Given exercise - Work through the data and report how many lines include the string "content", giving the number alone.

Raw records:
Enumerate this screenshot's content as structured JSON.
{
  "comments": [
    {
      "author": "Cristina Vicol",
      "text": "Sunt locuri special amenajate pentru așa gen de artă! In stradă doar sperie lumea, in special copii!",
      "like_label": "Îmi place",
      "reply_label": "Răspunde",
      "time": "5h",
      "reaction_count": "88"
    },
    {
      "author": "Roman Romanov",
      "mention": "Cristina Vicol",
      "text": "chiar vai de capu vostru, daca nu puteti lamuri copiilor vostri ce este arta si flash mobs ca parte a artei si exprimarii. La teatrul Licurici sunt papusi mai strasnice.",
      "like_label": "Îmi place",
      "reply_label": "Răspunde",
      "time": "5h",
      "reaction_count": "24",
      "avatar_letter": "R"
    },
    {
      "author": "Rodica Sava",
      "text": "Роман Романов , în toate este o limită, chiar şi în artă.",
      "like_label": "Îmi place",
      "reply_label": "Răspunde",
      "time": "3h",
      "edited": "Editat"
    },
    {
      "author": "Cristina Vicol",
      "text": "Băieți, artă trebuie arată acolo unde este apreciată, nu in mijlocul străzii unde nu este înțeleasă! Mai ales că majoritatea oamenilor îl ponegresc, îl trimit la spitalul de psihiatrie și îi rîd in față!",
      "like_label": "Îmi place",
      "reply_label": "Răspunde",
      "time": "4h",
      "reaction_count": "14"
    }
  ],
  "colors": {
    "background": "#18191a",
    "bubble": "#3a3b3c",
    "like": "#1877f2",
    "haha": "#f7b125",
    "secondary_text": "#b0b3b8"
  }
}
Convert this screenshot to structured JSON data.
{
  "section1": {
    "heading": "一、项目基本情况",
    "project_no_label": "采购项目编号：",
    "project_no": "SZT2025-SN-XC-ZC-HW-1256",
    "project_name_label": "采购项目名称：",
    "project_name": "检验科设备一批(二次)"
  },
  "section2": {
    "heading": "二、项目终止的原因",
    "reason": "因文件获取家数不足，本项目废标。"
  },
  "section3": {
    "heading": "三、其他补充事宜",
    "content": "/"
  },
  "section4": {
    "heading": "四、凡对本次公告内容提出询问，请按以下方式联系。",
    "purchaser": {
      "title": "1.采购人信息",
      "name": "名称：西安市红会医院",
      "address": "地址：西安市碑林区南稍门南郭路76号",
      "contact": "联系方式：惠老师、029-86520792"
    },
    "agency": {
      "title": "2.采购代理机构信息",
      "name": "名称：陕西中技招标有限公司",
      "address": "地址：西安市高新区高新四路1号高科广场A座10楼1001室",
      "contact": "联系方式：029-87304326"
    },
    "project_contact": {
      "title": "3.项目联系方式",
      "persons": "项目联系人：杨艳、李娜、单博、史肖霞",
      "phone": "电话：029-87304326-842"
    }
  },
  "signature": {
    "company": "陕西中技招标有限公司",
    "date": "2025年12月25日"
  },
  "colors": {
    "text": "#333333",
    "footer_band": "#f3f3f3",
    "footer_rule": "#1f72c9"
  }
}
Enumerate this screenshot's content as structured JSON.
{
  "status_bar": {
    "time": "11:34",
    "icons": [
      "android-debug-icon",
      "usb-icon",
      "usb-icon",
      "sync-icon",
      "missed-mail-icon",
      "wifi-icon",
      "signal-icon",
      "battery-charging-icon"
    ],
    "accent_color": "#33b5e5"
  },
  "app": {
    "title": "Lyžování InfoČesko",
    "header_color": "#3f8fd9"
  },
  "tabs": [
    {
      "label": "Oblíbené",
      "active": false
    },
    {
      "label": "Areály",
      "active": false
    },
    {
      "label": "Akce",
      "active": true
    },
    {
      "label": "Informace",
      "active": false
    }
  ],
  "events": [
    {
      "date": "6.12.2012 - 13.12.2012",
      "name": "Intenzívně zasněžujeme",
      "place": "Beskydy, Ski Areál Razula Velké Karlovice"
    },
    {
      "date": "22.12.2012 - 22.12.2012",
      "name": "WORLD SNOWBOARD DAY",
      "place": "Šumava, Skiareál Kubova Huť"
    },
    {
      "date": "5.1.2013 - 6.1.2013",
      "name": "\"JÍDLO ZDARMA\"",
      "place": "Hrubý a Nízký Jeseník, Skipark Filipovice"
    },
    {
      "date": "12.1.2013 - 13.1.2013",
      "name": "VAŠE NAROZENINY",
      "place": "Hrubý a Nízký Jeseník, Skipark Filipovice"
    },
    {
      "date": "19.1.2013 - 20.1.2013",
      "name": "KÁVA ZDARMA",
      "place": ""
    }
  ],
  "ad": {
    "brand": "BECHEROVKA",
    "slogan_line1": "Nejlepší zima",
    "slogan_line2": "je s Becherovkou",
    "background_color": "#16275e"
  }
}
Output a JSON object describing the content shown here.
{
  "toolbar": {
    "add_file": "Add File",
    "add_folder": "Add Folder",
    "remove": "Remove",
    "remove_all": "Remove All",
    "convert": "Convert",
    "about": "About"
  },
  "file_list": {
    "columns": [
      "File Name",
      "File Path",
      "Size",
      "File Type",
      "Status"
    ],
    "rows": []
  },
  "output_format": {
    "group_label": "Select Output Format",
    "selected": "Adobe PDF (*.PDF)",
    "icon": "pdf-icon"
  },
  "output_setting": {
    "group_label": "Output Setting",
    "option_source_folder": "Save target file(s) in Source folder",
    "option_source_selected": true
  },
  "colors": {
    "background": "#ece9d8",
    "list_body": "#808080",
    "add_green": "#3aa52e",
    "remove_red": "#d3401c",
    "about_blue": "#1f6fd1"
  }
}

Expected answer - 4